● Work required
Review the material and extract every line in which the word "this" occurs.

Items from a data source:
::::
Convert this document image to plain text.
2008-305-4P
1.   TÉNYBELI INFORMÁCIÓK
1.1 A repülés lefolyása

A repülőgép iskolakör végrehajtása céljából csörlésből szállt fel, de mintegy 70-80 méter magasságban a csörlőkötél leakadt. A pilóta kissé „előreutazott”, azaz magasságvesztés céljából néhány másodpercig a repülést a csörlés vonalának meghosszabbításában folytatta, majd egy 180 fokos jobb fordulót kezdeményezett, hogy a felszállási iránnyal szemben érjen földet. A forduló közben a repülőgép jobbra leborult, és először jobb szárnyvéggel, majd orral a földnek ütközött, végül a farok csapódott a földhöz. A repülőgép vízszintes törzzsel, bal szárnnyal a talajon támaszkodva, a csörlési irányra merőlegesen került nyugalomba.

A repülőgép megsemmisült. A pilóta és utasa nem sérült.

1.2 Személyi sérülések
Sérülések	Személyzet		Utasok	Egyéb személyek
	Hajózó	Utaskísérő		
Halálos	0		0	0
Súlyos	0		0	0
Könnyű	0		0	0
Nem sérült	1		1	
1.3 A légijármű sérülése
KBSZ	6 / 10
::::
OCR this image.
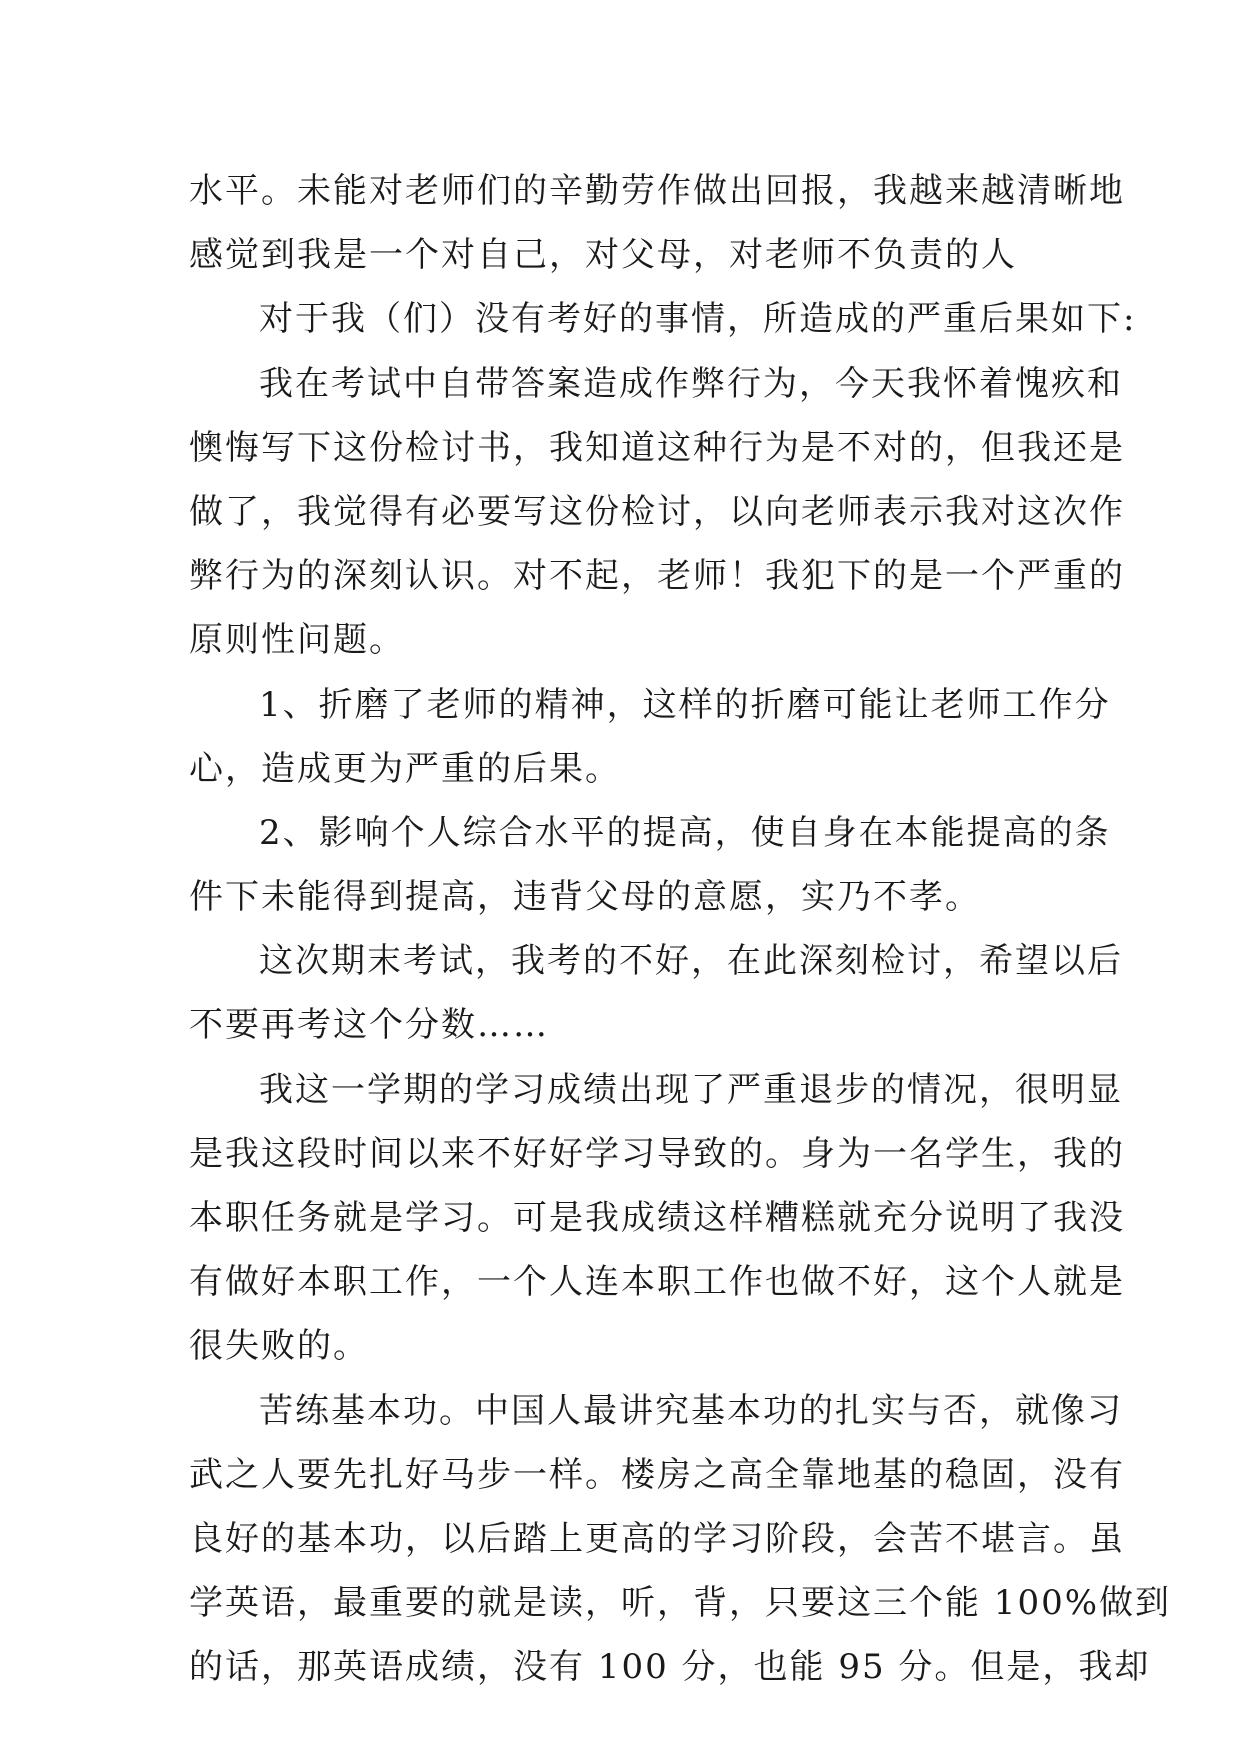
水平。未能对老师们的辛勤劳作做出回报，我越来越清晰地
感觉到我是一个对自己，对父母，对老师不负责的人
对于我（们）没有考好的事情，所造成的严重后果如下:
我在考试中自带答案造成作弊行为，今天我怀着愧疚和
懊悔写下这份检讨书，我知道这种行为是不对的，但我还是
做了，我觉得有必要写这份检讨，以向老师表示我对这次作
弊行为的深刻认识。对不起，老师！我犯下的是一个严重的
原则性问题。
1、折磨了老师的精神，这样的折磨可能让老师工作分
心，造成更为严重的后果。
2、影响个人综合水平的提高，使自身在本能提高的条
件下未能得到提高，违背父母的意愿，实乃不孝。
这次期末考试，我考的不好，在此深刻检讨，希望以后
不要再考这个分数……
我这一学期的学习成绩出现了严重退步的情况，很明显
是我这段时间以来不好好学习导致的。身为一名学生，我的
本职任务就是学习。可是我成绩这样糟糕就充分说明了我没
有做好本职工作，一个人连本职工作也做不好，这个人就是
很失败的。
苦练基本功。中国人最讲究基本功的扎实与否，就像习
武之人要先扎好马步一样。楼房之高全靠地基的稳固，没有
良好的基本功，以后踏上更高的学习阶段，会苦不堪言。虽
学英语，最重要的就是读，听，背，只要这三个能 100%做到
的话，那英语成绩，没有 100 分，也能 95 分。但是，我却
::::
● Task response
Convert this document image to plain text.
OCR this image.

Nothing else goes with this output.